INSTRUCTIONS FOR THE TASK: Show all lines of the listing that hold the word "Möbel".

(Saved data entries)
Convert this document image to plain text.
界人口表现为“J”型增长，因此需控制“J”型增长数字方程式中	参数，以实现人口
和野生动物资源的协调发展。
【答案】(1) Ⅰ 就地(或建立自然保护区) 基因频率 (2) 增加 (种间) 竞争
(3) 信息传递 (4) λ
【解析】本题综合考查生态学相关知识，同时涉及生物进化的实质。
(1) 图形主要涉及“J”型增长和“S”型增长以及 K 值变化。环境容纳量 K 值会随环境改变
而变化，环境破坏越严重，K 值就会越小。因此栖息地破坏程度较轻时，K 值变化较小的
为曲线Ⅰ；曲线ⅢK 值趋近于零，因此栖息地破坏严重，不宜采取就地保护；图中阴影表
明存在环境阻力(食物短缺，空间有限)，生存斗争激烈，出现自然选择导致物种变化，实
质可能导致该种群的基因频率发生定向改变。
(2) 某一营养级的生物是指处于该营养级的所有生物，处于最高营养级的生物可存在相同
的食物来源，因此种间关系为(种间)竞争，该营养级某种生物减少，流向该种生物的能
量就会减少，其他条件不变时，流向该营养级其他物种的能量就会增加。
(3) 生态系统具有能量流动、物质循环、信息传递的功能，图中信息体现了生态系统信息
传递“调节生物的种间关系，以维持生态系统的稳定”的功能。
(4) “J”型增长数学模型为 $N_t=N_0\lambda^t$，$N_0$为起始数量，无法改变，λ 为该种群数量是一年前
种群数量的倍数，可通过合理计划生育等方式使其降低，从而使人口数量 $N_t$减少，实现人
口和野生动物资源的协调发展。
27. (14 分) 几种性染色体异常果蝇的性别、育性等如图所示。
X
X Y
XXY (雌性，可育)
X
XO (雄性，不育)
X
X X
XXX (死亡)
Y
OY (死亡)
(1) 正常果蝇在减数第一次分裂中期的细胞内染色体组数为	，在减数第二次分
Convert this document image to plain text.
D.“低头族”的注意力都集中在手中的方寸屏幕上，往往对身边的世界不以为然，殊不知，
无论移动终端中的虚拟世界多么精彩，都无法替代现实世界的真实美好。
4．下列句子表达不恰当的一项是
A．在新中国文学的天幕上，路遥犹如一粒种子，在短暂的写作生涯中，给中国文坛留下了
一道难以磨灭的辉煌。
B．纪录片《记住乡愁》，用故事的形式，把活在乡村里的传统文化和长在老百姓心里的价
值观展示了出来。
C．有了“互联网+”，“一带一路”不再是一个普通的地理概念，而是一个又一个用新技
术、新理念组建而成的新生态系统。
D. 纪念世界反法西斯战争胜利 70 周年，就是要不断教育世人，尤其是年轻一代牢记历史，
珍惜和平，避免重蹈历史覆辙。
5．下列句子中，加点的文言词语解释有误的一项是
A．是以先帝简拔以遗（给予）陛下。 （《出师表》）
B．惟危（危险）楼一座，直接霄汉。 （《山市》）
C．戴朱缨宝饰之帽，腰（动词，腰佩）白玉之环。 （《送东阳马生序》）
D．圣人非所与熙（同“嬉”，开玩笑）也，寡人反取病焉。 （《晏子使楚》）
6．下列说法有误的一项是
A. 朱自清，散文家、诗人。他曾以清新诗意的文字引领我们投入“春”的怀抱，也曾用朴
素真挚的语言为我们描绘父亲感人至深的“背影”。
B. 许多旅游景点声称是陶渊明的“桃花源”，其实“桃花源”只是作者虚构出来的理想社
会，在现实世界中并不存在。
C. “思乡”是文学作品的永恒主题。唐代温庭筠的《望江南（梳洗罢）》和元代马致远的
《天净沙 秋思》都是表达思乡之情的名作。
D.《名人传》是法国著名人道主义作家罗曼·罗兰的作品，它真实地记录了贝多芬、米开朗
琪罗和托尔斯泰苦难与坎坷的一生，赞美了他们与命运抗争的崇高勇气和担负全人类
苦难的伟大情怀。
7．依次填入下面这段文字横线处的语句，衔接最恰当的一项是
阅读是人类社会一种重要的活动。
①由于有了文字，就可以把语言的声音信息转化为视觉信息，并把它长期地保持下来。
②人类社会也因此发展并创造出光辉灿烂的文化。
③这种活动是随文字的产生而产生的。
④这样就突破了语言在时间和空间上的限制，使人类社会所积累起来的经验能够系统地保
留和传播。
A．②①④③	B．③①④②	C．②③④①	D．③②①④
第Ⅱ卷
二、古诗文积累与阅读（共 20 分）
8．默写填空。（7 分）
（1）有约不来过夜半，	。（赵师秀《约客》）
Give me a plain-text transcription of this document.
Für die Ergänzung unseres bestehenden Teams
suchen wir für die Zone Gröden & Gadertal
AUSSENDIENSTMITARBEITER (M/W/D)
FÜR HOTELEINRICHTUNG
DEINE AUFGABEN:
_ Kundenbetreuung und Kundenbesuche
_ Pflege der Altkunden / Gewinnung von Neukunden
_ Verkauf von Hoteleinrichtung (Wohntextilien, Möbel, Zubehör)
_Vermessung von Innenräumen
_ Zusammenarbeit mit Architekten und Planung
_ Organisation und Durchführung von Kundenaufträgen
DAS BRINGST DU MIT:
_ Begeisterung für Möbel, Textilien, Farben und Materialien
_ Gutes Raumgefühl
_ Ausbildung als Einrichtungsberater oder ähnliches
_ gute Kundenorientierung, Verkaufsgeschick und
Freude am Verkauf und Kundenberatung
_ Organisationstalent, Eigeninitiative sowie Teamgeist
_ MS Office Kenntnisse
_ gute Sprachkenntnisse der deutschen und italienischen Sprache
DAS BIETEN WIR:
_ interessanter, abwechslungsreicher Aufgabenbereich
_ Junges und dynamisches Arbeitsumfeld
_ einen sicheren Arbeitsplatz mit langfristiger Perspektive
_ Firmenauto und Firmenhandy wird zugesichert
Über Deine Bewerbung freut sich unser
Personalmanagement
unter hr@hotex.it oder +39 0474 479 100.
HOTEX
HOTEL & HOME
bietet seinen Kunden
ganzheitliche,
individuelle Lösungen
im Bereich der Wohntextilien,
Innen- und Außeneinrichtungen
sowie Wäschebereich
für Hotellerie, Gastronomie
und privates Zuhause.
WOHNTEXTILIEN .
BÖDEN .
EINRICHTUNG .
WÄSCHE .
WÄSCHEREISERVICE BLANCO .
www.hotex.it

REPLY:
_ Verkauf von Hoteleinrichtung (Wohntextilien, Möbel, Zubehör)
_ Begeisterung für Möbel, Textilien, Farben und Materialien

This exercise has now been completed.